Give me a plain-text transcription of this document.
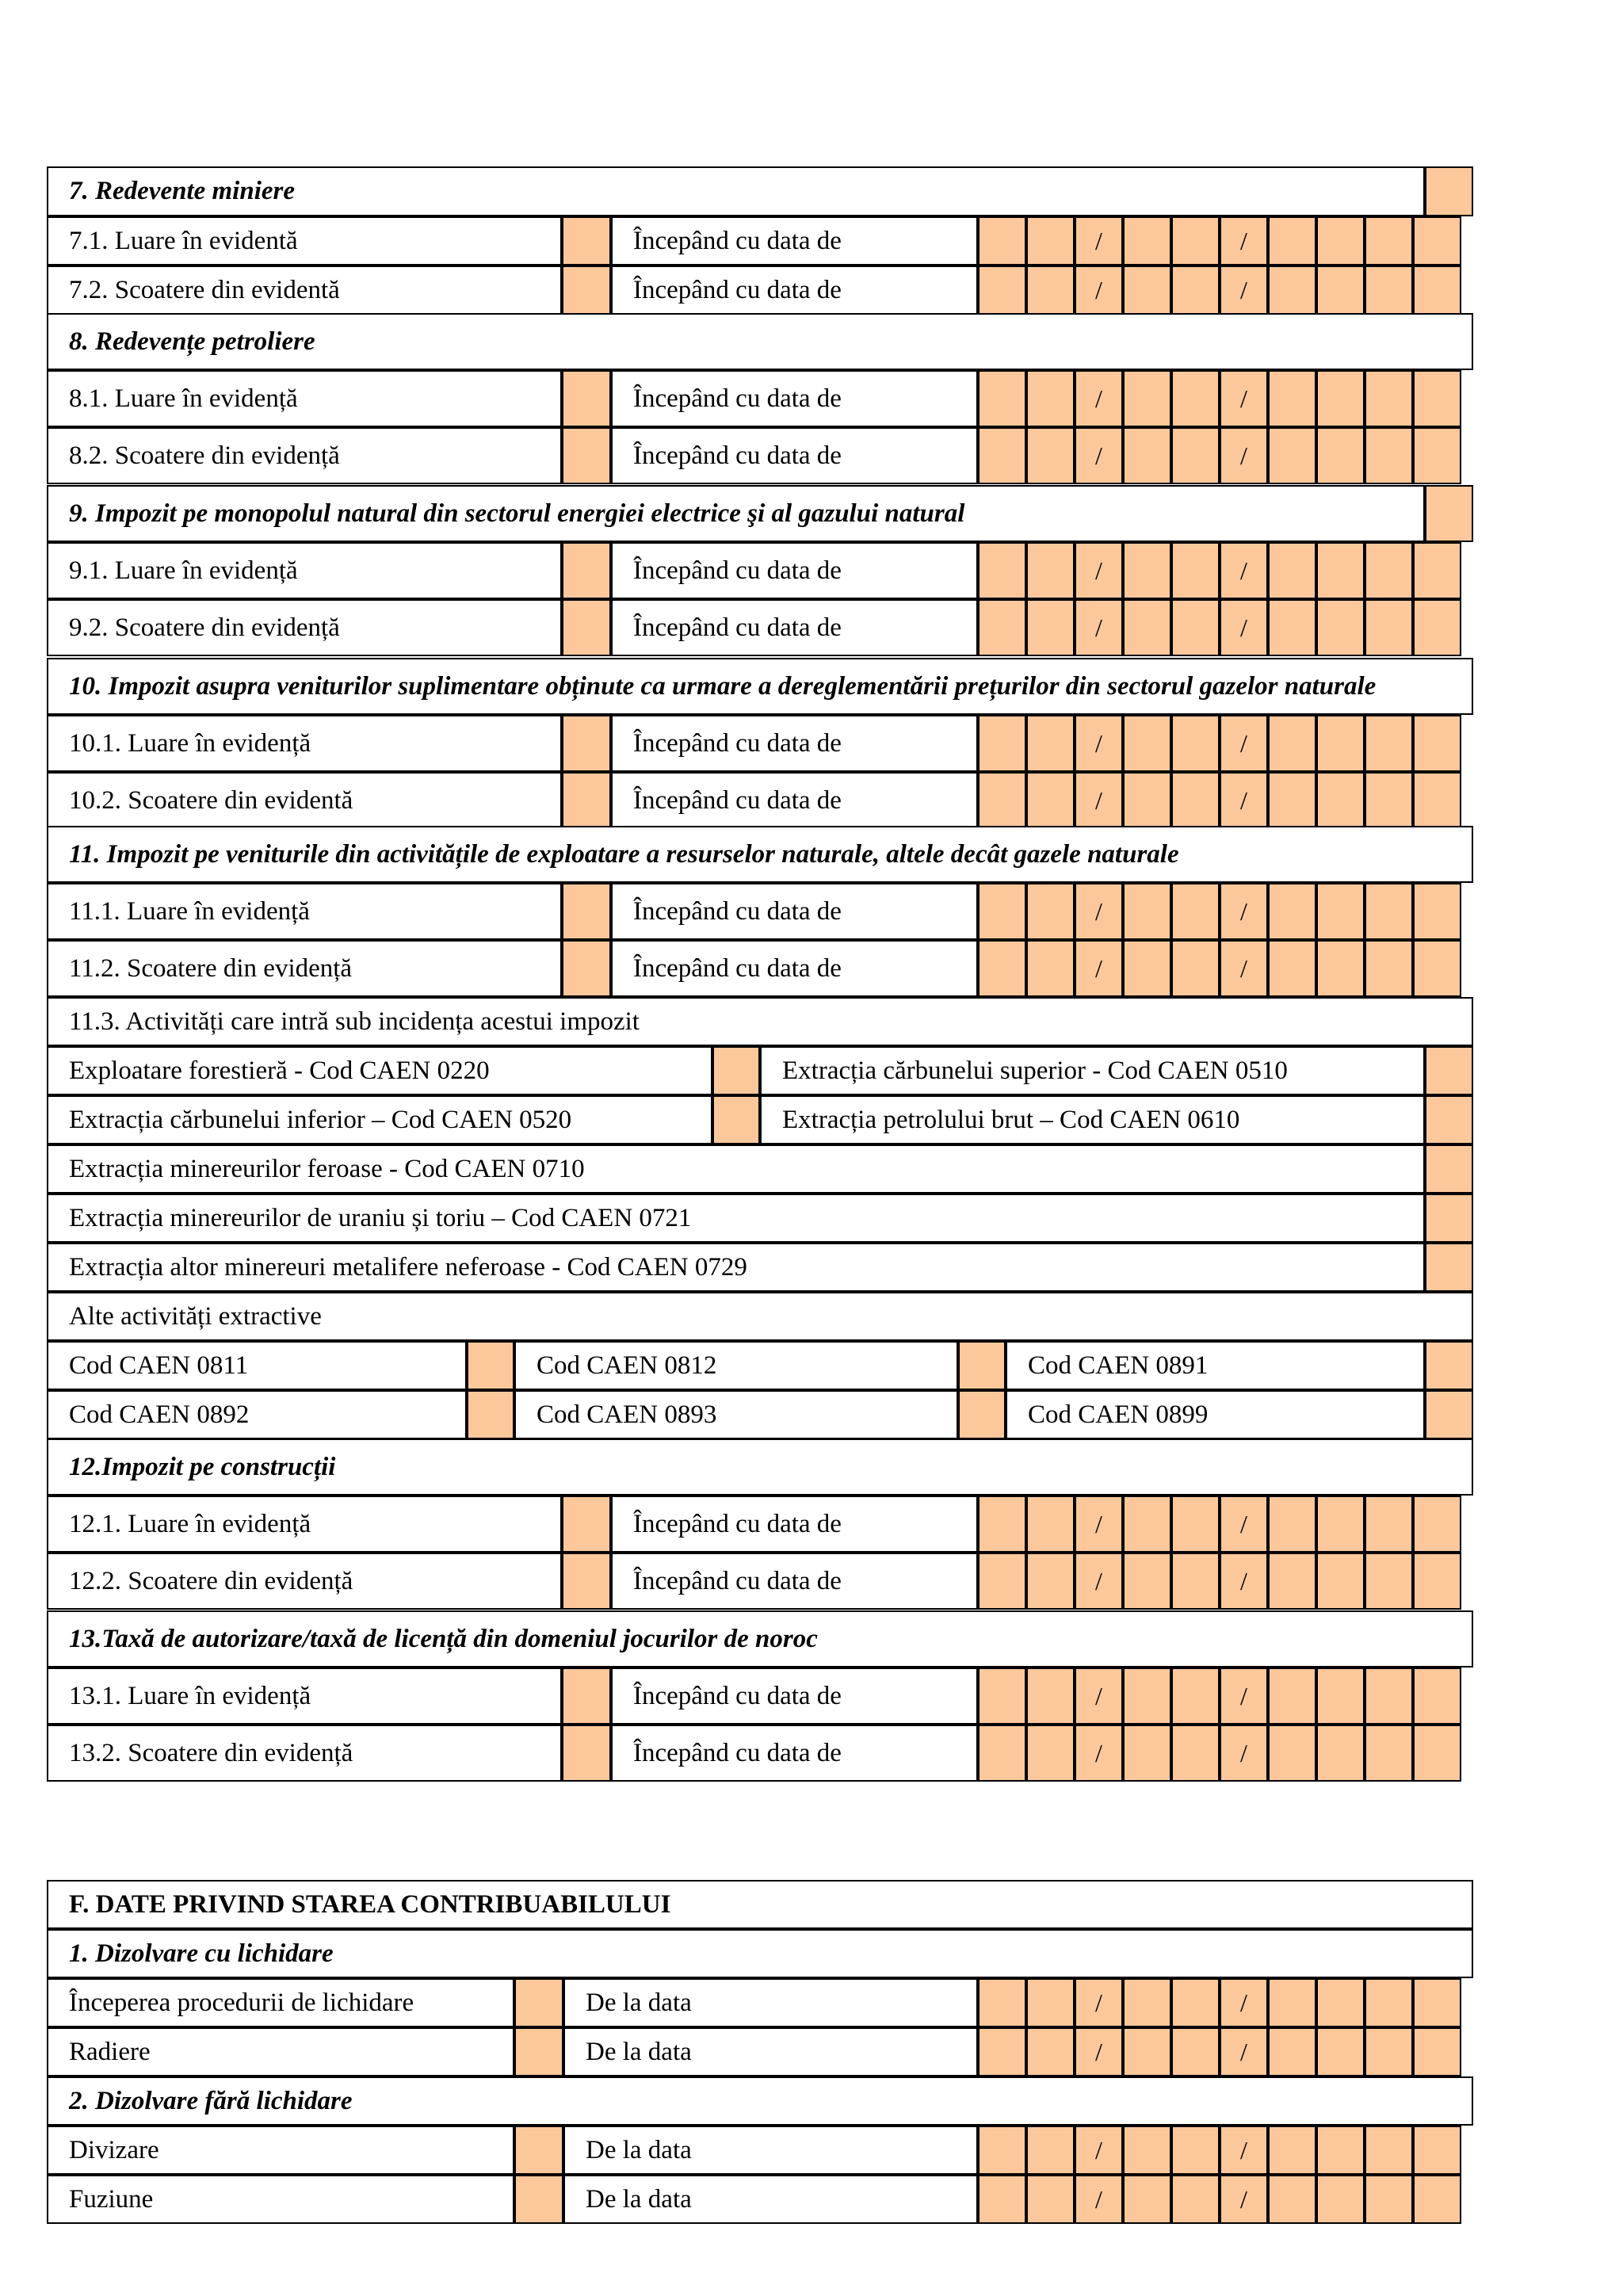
7. Redevente miniere
7.1. Luare în evidentă	Începând cu data de	/	/
7.2. Scoatere din evidentă	Începând cu data de	/	/
8. Redevențe petroliere
8.1. Luare în evidență	Începând cu data de	/	/
8.2. Scoatere din evidență	Începând cu data de	/	/
9. Impozit pe monopolul natural din sectorul energiei electrice şi al gazului natural
9.1. Luare în evidență	Începând cu data de	/	/
9.2. Scoatere din evidență	Începând cu data de	/	/
10. Impozit asupra veniturilor suplimentare obținute ca urmare a dereglementării prețurilor din sectorul gazelor naturale
10.1. Luare în evidență	Începând cu data de	/	/
10.2. Scoatere din evidentă	Începând cu data de	/	/
11. Impozit pe veniturile din activitățile de exploatare a resurselor naturale, altele decât gazele naturale
11.1. Luare în evidență	Începând cu data de	/	/
11.2. Scoatere din evidență	Începând cu data de	/	/
12.Impozit pe construcții
12.1. Luare în evidență	Începând cu data de	/	/
12.2. Scoatere din evidență	Începând cu data de	/	/
13.Taxă de autorizare/taxă de licență din domeniul jocurilor de noroc
13.1. Luare în evidență	Începând cu data de	/	/
13.2. Scoatere din evidență	Începând cu data de	/	/
11.3. Activități care intră sub incidența acestui impozit
Exploatare forestieră - Cod CAEN 0220	Extracția cărbunelui superior - Cod CAEN 0510
Extracția cărbunelui inferior – Cod CAEN 0520	Extracția petrolului brut – Cod CAEN 0610
Extracția minereurilor feroase - Cod CAEN 0710
Extracția minereurilor de uraniu și toriu – Cod CAEN 0721
Extracția altor minereuri metalifere neferoase - Cod CAEN 0729
Alte activități extractive
Cod CAEN 0811	Cod CAEN 0812	Cod CAEN 0891
Cod CAEN 0892	Cod CAEN 0893	Cod CAEN 0899
F. DATE PRIVIND STAREA CONTRIBUABILULUI
1. Dizolvare cu lichidare
Începerea procedurii de lichidare	De la data	/	/
Radiere	De la data	/	/
2. Dizolvare fără lichidare
Divizare	De la data	/	/
Fuziune	De la data	/	/
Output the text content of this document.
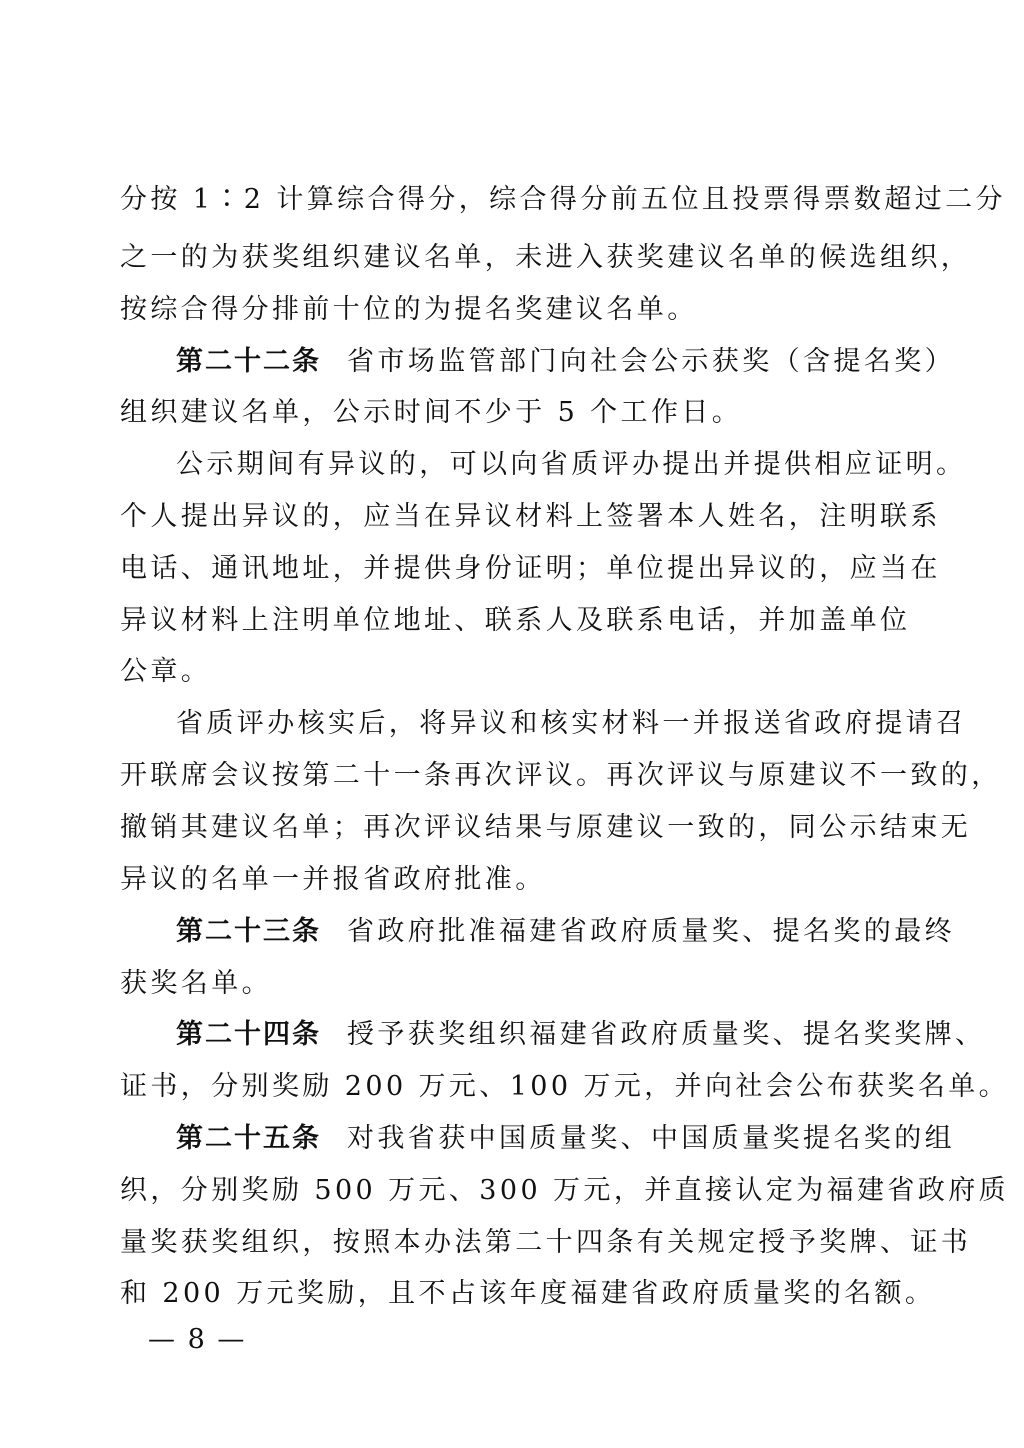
分按 1∶2 计算综合得分，综合得分前五位且投票得票数超过二分
之一的为获奖组织建议名单，未进入获奖建议名单的候选组织，
按综合得分排前十位的为提名奖建议名单。
第二十二条 省市场监管部门向社会公示获奖（含提名奖）
组织建议名单，公示时间不少于 5 个工作日。
公示期间有异议的，可以向省质评办提出并提供相应证明。
个人提出异议的，应当在异议材料上签署本人姓名，注明联系
电话、通讯地址，并提供身份证明；单位提出异议的，应当在
异议材料上注明单位地址、联系人及联系电话，并加盖单位
公章。
省质评办核实后，将异议和核实材料一并报送省政府提请召
开联席会议按第二十一条再次评议。再次评议与原建议不一致的，
撤销其建议名单；再次评议结果与原建议一致的，同公示结束无
异议的名单一并报省政府批准。
第二十三条 省政府批准福建省政府质量奖、提名奖的最终
获奖名单。
第二十四条 授予获奖组织福建省政府质量奖、提名奖奖牌、
证书，分别奖励 200 万元、100 万元，并向社会公布获奖名单。
第二十五条 对我省获中国质量奖、中国质量奖提名奖的组
织，分别奖励 500 万元、300 万元，并直接认定为福建省政府质
量奖获奖组织，按照本办法第二十四条有关规定授予奖牌、证书
和 200 万元奖励，且不占该年度福建省政府质量奖的名额。
— 8 —
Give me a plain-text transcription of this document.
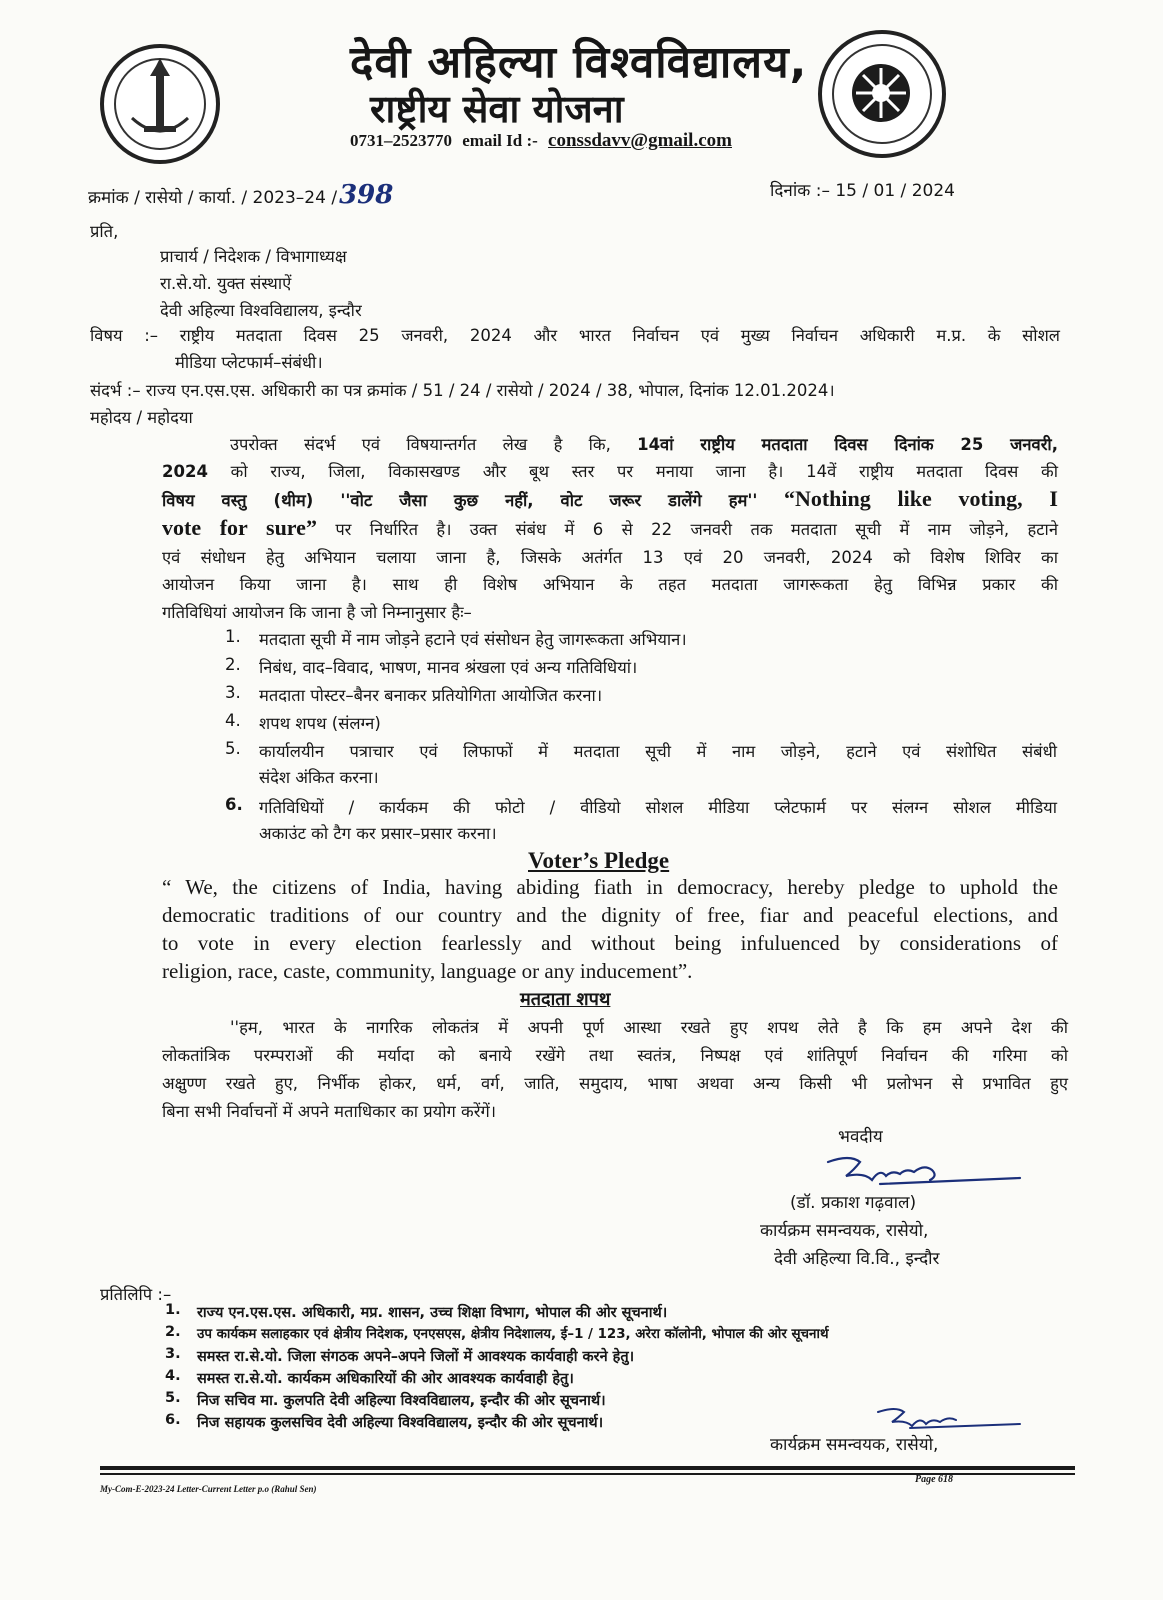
देवी अहिल्या विश्वविद्यालय,
राष्ट्रीय सेवा योजना
0731–2523770 email Id :- conssdavv@gmail.com
क्रमांक / रासेयो / कार्या. / 2023–24 /398	दिनांक :– 15 / 01 / 2024
प्रति,
प्राचार्य / निदेशक / विभागाध्यक्ष
रा.से.यो. युक्त संस्थाऐं
देवी अहिल्या विश्वविद्यालय, इन्दौर
विषय :– राष्ट्रीय मतदाता दिवस 25 जनवरी, 2024 और भारत निर्वाचन एवं मुख्य निर्वाचन अधिकारी म.प्र. के सोशल
मीडिया प्लेटफार्म–संबंधी।
संदर्भ :– राज्य एन.एस.एस. अधिकारी का पत्र क्रमांक / 51 / 24 / रासेयो / 2024 / 38, भोपाल, दिनांक 12.01.2024।
महोदय / महोदया
उपरोक्त संदर्भ एवं विषयान्तर्गत लेख है कि, 14वां राष्ट्रीय मतदाता दिवस दिनांक 25 जनवरी,
2024 को राज्य, जिला, विकासखण्ड और बूथ स्तर पर मनाया जाना है। 14वें राष्ट्रीय मतदाता दिवस की
विषय वस्तु (थीम) ''वोट जैसा कुछ नहीं, वोट जरूर डालेंगे हम'' “Nothing like voting, I
vote for sure” पर निर्धारित है। उक्त संबंध में 6 से 22 जनवरी तक मतदाता सूची में नाम जोड़ने, हटाने
एवं संधोधन हेतु अभियान चलाया जाना है, जिसके अतंर्गत 13 एवं 20 जनवरी, 2024 को विशेष शिविर का
आयोजन किया जाना है। साथ ही विशेष अभियान के तहत मतदाता जागरूकता हेतु विभिन्न प्रकार की
गतिविधियां आयोजन कि जाना है जो निम्नानुसार हैः–
1.	मतदाता सूची में नाम जोड़ने हटाने एवं संसोधन हेतु जागरूकता अभियान।
2.	निबंध, वाद–विवाद, भाषण, मानव श्रंखला एवं अन्य गतिविधियां।
3.	मतदाता पोस्टर–बैनर बनाकर प्रतियोगिता आयोजित करना।
4.	शपथ शपथ (संलग्न)
5.	कार्यालयीन पत्राचार एवं लिफाफों में मतदाता सूची में नाम जोड़ने, हटाने एवं संशोधित संबंधी
संदेश अंकित करना।
6. गतिविधियों / कार्यकम की फोटो / वीडियो सोशल मीडिया प्लेटफार्म पर संलग्न सोशल मीडिया
अकाउंट को टैग कर प्रसार–प्रसार करना।
Voter’s Pledge
“ We, the citizens of India, having abiding fiath in democracy, hereby pledge to uphold the
democratic traditions of our country and the dignity of free, fiar and peaceful elections, and
to vote in every election fearlessly and without being infuluenced by considerations of
religion, race, caste, community, language or any inducement”.
मतदाता शपथ
''हम, भारत के नागरिक लोकतंत्र में अपनी पूर्ण आस्था रखते हुए शपथ लेते है कि हम अपने देश की
लोकतांत्रिक परम्पराओं की मर्यादा को बनाये रखेंगे तथा स्वतंत्र, निष्पक्ष एवं शांतिपूर्ण निर्वाचन की गरिमा को
अक्षुण्ण रखते हुए, निर्भीक होकर, धर्म, वर्ग, जाति, समुदाय, भाषा अथवा अन्य किसी भी प्रलोभन से प्रभावित हुए
बिना सभी निर्वाचनों में अपने मताधिकार का प्रयोग करेंगें।
भवदीय
(डॉ. प्रकाश गढ़वाल)
कार्यक्रम समन्वयक, रासेयो,
देवी अहिल्या वि.वि., इन्दौर
प्रतिलिपि :–
1. राज्य एन.एस.एस. अधिकारी, मप्र. शासन, उच्च शिक्षा विभाग, भोपाल की ओर सूचनार्थ।
2. उप कार्यकम सलाहकार एवं क्षेत्रीय निदेशक, एनएसएस, क्षेत्रीय निदेशालय, ई–1 / 123, अरेरा कॉलोनी, भोपाल की ओर सूचनार्थ
3. समस्त रा.से.यो. जिला संगठक अपने–अपने जिलों में आवश्यक कार्यवाही करने हेतु।
4. समस्त रा.से.यो. कार्यकम अधिकारियों की ओर आवश्यक कार्यवाही हेतु।
5. निज सचिव मा. कुलपति देवी अहिल्या विश्वविद्यालय, इन्दौर की ओर सूचनार्थ।
6. निज सहायक कुलसचिव देवी अहिल्या विश्वविद्यालय, इन्दौर की ओर सूचनार्थ।
कार्यक्रम समन्वयक, रासेयो,
My-Com-E-2023-24 Letter-Current Letter p.o (Rahul Sen)
Page 618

**Task goal**
Gather up the lines that contain the word "minereurilor".

**Correct answer**
Extracția minereurilor feroase - Cod CAEN 0710
Extracția minereurilor de uraniu și toriu – Cod CAEN 0721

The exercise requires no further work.